> **Task data**:
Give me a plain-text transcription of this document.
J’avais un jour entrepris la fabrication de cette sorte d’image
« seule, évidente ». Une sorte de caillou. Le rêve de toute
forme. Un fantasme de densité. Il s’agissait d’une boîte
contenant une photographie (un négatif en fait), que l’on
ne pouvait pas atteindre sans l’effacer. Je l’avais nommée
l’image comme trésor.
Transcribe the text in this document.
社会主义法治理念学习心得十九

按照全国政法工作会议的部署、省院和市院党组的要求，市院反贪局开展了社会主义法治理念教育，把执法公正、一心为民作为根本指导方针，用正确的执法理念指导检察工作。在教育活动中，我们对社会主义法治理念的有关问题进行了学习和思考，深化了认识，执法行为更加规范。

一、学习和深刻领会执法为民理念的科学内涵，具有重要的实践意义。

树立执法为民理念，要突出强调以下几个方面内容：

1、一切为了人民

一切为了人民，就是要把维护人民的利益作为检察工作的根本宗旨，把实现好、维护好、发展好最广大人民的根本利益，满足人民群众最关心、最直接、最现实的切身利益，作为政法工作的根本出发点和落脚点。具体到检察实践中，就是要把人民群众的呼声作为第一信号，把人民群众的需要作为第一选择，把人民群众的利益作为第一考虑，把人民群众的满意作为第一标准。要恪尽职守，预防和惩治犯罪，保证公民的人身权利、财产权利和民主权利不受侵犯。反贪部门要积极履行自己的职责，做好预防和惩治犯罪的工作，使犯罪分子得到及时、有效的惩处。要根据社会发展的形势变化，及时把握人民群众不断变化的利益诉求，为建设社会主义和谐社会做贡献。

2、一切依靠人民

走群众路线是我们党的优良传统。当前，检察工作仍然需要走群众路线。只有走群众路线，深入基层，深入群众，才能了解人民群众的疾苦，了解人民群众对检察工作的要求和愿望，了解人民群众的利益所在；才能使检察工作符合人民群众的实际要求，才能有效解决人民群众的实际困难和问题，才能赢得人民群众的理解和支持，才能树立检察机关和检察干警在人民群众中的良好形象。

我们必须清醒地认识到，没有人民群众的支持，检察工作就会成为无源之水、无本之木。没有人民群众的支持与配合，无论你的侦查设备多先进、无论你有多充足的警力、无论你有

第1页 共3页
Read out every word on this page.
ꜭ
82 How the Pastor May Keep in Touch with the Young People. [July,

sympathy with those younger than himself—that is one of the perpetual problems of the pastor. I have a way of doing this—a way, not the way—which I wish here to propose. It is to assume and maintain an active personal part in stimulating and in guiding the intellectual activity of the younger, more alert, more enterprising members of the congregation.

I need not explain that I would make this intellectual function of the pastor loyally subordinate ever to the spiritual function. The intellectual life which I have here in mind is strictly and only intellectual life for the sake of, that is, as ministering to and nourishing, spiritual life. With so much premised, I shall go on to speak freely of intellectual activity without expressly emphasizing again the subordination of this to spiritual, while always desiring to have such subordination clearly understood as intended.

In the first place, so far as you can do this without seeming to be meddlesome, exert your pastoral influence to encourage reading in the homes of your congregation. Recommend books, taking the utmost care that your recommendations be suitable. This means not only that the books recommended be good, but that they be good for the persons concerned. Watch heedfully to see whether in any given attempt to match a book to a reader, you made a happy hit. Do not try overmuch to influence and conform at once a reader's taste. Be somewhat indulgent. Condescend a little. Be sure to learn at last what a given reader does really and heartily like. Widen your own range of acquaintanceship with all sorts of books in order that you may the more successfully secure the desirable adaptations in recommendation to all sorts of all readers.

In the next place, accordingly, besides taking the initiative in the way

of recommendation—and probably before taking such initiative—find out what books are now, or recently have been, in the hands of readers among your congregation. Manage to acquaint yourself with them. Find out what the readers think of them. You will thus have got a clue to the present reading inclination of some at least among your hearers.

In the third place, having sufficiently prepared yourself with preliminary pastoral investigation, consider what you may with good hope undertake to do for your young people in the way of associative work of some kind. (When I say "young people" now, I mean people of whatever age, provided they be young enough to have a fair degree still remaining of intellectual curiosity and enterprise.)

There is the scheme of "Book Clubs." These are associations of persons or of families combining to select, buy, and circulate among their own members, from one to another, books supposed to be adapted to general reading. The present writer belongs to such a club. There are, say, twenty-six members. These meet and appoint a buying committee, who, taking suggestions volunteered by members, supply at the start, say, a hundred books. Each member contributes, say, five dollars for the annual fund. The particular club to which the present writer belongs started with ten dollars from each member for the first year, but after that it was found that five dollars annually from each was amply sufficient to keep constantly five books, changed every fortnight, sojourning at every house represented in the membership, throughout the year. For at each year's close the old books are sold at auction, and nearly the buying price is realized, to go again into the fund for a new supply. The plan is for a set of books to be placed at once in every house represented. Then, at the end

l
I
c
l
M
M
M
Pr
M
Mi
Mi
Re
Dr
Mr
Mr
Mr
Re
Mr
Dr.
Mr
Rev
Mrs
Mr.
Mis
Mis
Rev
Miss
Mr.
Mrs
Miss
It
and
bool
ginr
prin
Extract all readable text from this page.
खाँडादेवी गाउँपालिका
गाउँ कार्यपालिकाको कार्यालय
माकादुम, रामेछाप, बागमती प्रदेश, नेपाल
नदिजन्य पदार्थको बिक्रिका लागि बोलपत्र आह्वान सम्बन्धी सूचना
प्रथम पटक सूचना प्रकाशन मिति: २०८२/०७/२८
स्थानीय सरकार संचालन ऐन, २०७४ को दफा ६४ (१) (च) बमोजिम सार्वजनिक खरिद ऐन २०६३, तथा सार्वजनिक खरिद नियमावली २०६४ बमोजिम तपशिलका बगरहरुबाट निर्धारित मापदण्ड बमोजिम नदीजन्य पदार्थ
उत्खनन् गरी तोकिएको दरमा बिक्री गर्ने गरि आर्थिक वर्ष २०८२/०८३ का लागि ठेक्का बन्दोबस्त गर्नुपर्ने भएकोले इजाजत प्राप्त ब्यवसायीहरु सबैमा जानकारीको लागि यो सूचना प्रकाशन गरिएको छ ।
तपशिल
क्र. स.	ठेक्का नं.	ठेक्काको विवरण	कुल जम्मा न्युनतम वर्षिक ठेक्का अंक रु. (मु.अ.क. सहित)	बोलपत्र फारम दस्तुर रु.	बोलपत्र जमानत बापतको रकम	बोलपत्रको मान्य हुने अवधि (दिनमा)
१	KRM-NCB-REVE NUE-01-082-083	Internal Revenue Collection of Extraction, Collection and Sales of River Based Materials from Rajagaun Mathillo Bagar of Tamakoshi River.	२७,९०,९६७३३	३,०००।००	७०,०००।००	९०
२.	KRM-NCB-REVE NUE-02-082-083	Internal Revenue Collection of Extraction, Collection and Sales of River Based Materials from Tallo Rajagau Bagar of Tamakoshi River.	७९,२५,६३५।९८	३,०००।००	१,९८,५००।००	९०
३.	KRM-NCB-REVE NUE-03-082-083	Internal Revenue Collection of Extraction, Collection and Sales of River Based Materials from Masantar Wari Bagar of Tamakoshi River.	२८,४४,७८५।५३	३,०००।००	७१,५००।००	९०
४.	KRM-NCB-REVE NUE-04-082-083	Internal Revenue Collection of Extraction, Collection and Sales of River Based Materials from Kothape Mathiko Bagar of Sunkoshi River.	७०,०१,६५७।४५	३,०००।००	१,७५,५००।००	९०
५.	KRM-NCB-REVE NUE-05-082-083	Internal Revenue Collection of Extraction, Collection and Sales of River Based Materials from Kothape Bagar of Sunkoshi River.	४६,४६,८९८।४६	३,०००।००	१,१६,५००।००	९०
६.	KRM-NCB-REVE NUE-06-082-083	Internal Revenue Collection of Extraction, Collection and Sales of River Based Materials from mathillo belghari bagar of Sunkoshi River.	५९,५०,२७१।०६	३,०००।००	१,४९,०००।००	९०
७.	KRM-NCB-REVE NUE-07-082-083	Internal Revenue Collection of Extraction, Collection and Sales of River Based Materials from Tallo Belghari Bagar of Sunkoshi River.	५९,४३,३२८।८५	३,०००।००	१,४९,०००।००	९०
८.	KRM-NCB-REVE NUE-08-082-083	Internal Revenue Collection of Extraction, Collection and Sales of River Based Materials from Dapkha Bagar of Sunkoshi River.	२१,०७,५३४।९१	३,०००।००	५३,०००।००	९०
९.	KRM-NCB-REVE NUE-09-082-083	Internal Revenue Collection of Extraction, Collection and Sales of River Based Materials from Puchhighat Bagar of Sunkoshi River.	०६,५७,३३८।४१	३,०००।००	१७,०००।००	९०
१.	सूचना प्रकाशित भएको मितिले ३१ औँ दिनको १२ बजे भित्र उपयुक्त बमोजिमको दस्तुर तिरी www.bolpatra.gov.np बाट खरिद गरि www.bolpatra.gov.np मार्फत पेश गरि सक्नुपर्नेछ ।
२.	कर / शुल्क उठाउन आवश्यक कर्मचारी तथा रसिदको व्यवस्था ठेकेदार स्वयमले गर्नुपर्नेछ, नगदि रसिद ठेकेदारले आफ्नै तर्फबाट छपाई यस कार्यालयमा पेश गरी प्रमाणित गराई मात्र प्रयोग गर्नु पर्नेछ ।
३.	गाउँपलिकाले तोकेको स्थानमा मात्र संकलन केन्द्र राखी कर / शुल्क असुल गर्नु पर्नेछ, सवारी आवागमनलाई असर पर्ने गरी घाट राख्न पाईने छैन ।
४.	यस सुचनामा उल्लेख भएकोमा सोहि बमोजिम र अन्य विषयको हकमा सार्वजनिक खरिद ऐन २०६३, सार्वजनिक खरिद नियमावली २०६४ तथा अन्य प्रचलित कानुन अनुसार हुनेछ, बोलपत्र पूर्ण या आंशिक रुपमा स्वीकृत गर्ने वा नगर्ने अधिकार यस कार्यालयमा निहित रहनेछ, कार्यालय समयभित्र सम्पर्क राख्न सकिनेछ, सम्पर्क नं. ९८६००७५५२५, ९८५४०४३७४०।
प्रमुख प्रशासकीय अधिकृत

> **Task to carry out**:
Pick out the lines above containing the word "avais", then copy them.

> **Solution**:
J’avais un jour entrepris la fabrication de cette sorte d’image
ne pouvait pas atteindre sans l’effacer. Je l’avais nommée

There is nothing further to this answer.